** START Given records **

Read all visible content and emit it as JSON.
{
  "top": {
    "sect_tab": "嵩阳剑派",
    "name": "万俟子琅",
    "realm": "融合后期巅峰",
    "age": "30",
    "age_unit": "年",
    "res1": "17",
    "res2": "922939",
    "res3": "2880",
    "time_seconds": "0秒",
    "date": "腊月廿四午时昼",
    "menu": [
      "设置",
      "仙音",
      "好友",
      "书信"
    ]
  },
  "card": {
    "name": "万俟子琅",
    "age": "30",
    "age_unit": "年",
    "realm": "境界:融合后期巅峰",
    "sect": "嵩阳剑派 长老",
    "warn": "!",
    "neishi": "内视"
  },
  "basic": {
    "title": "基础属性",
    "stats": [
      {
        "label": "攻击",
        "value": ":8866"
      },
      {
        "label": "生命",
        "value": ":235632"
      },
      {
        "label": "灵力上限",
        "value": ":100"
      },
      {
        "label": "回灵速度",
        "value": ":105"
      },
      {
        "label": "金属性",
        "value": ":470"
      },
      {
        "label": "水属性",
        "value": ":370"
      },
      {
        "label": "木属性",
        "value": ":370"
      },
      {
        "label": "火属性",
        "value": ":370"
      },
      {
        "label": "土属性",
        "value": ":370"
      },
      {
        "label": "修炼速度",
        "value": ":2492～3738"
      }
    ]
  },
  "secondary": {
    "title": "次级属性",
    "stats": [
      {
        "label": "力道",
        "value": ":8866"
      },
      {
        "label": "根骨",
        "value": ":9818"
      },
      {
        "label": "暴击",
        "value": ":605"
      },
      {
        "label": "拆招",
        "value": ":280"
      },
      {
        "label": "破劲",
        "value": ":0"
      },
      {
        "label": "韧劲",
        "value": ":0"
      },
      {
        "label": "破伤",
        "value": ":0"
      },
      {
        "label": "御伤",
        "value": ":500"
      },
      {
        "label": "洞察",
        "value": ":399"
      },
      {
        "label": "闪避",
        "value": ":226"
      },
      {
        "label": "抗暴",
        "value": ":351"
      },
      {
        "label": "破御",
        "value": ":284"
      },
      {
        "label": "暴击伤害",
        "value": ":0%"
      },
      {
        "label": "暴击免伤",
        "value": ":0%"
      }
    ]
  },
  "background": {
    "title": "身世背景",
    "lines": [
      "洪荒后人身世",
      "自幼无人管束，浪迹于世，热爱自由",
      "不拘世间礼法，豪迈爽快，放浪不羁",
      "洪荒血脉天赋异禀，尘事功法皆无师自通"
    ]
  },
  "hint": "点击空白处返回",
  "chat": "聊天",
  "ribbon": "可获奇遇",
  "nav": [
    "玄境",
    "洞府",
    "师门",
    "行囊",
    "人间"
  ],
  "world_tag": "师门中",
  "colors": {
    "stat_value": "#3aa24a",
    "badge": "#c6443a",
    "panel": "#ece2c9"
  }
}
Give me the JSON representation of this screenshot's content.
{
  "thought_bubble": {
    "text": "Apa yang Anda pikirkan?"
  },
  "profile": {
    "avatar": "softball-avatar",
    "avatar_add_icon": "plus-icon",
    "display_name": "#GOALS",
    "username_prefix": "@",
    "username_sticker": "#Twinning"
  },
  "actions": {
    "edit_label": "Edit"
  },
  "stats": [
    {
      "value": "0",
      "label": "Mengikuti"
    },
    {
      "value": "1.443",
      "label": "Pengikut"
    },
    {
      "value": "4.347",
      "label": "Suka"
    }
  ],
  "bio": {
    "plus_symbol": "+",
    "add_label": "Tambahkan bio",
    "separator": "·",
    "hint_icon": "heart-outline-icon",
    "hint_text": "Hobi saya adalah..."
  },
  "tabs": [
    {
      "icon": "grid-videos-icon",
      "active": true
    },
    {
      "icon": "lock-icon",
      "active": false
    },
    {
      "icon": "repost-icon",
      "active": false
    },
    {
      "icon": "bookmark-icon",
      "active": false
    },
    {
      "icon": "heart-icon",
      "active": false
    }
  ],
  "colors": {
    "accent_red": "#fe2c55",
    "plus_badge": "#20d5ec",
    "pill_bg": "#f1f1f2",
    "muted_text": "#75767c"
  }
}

** END Given records **

Copy, character for character, the lines from the line that holds "Give me the" through the final line of the records above.

Give me the JSON representation of this screenshot's content.
{
  "thought_bubble": {
    "text": "Apa yang Anda pikirkan?"
  },
  "profile": {
    "avatar": "softball-avatar",
    "avatar_add_icon": "plus-icon",
    "display_name": "#GOALS",
    "username_prefix": "@",
    "username_sticker": "#Twinning"
  },
  "actions": {
    "edit_label": "Edit"
  },
  "stats": [
    {
      "value": "0",
      "label": "Mengikuti"
    },
    {
      "value": "1.443",
      "label": "Pengikut"
    },
    {
      "value": "4.347",
      "label": "Suka"
    }
  ],
  "bio": {
    "plus_symbol": "+",
    "add_label": "Tambahkan bio",
    "separator": "·",
    "hint_icon": "heart-outline-icon",
    "hint_text": "Hobi saya adalah..."
  },
  "tabs": [
    {
      "icon": "grid-videos-icon",
      "active": true
    },
    {
      "icon": "lock-icon",
      "active": false
    },
    {
      "icon": "repost-icon",
      "active": false
    },
    {
      "icon": "bookmark-icon",
      "active": false
    },
    {
      "icon": "heart-icon",
      "active": false
    }
  ],
  "colors": {
    "accent_red": "#fe2c55",
    "plus_badge": "#20d5ec",
    "pill_bg": "#f1f1f2",
    "muted_text": "#75767c"
  }
}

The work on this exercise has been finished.